■ TASK BRIEF ■
Could you transcribe the material below exactly, without leaving out a single line?

-------- INPUT DATA --------

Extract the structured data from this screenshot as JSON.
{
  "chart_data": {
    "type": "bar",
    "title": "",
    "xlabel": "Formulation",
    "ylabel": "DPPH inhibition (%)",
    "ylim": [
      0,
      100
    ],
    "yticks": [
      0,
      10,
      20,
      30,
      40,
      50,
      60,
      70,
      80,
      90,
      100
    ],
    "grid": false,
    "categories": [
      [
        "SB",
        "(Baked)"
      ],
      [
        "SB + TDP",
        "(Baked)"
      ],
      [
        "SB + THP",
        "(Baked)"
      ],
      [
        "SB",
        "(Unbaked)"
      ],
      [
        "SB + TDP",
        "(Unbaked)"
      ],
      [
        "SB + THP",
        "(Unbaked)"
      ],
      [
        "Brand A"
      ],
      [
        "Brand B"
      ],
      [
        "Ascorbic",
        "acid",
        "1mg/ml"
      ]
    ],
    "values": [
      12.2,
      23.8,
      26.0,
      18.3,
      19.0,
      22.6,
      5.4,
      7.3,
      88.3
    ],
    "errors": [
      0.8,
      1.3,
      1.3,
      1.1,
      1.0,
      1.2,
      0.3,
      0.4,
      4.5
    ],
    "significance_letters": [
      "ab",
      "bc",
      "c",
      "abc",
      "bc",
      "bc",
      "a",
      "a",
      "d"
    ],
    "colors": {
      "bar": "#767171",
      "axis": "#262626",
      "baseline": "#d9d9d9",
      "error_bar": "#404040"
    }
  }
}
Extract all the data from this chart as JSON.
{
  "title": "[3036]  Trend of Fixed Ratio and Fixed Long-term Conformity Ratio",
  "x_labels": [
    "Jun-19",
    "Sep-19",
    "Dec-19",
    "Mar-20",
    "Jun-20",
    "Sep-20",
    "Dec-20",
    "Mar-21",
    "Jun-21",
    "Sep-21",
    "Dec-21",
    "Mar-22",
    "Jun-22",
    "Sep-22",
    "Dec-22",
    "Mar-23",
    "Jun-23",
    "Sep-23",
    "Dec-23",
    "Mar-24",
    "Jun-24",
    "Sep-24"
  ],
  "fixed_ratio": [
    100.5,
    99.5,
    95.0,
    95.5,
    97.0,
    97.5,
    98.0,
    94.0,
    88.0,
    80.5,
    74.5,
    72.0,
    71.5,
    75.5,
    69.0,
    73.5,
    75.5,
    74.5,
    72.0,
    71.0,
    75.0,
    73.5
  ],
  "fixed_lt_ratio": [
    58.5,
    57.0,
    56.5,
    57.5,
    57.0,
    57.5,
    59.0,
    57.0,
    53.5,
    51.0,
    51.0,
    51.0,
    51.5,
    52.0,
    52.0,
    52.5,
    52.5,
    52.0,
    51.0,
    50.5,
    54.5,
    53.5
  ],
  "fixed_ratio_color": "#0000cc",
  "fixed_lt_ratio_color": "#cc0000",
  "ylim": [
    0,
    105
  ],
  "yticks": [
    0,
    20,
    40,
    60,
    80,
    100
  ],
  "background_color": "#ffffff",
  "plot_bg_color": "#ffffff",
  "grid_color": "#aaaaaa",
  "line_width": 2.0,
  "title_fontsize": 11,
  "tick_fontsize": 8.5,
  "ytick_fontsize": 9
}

--------

■ RESULT BELOW ■
Extract the structured data from this screenshot as JSON.
{
  "chart_data": {
    "type": "bar",
    "title": "",
    "xlabel": "Formulation",
    "ylabel": "DPPH inhibition (%)",
    "ylim": [
      0,
      100
    ],
    "yticks": [
      0,
      10,
      20,
      30,
      40,
      50,
      60,
      70,
      80,
      90,
      100
    ],
    "grid": false,
    "categories": [
      [
        "SB",
        "(Baked)"
      ],
      [
        "SB + TDP",
        "(Baked)"
      ],
      [
        "SB + THP",
        "(Baked)"
      ],
      [
        "SB",
        "(Unbaked)"
      ],
      [
        "SB + TDP",
        "(Unbaked)"
      ],
      [
        "SB + THP",
        "(Unbaked)"
      ],
      [
        "Brand A"
      ],
      [
        "Brand B"
      ],
      [
        "Ascorbic",
        "acid",
        "1mg/ml"
      ]
    ],
    "values": [
      12.2,
      23.8,
      26.0,
      18.3,
      19.0,
      22.6,
      5.4,
      7.3,
      88.3
    ],
    "errors": [
      0.8,
      1.3,
      1.3,
      1.1,
      1.0,
      1.2,
      0.3,
      0.4,
      4.5
    ],
    "significance_letters": [
      "ab",
      "bc",
      "c",
      "abc",
      "bc",
      "bc",
      "a",
      "a",
      "d"
    ],
    "colors": {
      "bar": "#767171",
      "axis": "#262626",
      "baseline": "#d9d9d9",
      "error_bar": "#404040"
    }
  }
}
Extract all the data from this chart as JSON.
{
  "title": "[3036]  Trend of Fixed Ratio and Fixed Long-term Conformity Ratio",
  "x_labels": [
    "Jun-19",
    "Sep-19",
    "Dec-19",
    "Mar-20",
    "Jun-20",
    "Sep-20",
    "Dec-20",
    "Mar-21",
    "Jun-21",
    "Sep-21",
    "Dec-21",
    "Mar-22",
    "Jun-22",
    "Sep-22",
    "Dec-22",
    "Mar-23",
    "Jun-23",
    "Sep-23",
    "Dec-23",
    "Mar-24",
    "Jun-24",
    "Sep-24"
  ],
  "fixed_ratio": [
    100.5,
    99.5,
    95.0,
    95.5,
    97.0,
    97.5,
    98.0,
    94.0,
    88.0,
    80.5,
    74.5,
    72.0,
    71.5,
    75.5,
    69.0,
    73.5,
    75.5,
    74.5,
    72.0,
    71.0,
    75.0,
    73.5
  ],
  "fixed_lt_ratio": [
    58.5,
    57.0,
    56.5,
    57.5,
    57.0,
    57.5,
    59.0,
    57.0,
    53.5,
    51.0,
    51.0,
    51.0,
    51.5,
    52.0,
    52.0,
    52.5,
    52.5,
    52.0,
    51.0,
    50.5,
    54.5,
    53.5
  ],
  "fixed_ratio_color": "#0000cc",
  "fixed_lt_ratio_color": "#cc0000",
  "ylim": [
    0,
    105
  ],
  "yticks": [
    0,
    20,
    40,
    60,
    80,
    100
  ],
  "background_color": "#ffffff",
  "plot_bg_color": "#ffffff",
  "grid_color": "#aaaaaa",
  "line_width": 2.0,
  "title_fontsize": 11,
  "tick_fontsize": 8.5,
  "ytick_fontsize": 9
}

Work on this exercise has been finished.